Collected data entries:
———
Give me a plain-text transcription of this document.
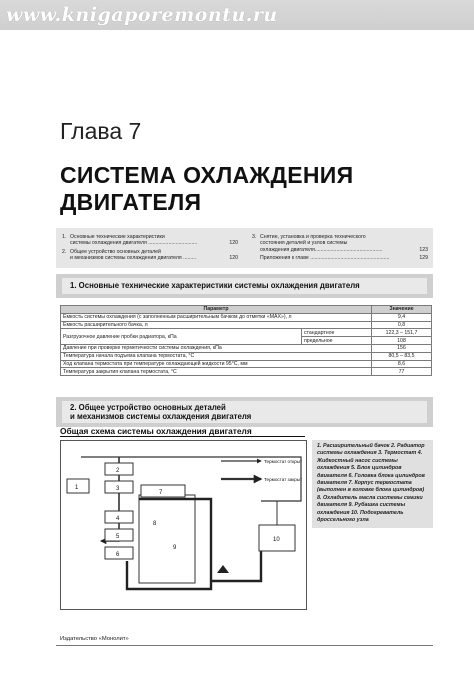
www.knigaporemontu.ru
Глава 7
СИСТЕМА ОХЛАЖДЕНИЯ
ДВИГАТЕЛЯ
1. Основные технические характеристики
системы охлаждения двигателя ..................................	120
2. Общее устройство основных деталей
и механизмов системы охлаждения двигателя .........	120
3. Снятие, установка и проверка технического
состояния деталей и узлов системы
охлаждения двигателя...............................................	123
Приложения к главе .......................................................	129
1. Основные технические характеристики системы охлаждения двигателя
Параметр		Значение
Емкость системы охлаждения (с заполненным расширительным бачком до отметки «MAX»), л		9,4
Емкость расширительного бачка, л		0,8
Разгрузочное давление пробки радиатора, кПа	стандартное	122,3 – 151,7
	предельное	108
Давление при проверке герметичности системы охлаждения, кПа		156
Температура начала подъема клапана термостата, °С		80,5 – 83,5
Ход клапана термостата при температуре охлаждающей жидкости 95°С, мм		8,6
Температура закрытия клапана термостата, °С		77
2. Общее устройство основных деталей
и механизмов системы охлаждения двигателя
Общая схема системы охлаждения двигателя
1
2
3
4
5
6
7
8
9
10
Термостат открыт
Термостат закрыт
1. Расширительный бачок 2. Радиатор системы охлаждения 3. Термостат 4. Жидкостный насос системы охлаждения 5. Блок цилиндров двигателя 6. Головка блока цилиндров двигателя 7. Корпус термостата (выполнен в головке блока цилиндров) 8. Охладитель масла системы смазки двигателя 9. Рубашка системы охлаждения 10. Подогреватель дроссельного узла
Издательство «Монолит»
———
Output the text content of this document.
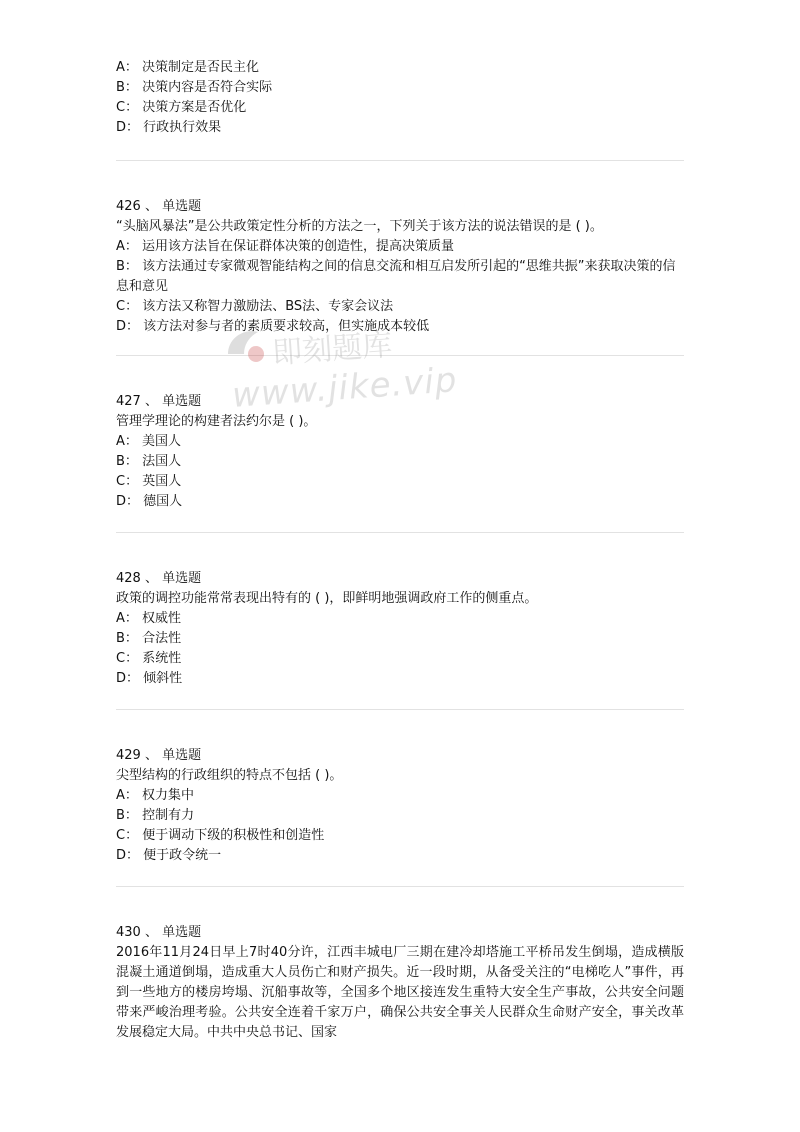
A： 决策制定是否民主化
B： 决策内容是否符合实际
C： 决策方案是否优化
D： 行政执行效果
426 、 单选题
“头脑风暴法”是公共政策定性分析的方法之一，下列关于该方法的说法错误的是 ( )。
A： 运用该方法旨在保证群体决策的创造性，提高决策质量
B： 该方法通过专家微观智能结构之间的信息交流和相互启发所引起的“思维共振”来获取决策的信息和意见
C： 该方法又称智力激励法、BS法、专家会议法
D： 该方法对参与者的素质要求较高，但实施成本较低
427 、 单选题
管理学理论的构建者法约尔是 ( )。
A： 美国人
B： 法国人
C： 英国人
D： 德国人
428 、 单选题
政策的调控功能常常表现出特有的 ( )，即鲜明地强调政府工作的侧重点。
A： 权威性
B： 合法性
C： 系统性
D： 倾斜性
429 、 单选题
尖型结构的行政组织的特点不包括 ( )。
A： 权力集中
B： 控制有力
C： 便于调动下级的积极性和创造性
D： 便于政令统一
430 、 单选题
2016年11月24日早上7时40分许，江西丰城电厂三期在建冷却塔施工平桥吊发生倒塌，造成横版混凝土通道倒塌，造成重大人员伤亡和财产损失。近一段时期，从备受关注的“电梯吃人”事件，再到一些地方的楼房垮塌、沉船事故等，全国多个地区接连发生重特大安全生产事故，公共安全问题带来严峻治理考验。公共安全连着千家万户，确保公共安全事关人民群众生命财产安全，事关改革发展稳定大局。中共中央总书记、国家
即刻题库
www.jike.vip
———
◆ **Problem statement**
State only the number of lines in these entries that contain "Основные".

◆ **Exercise response**
2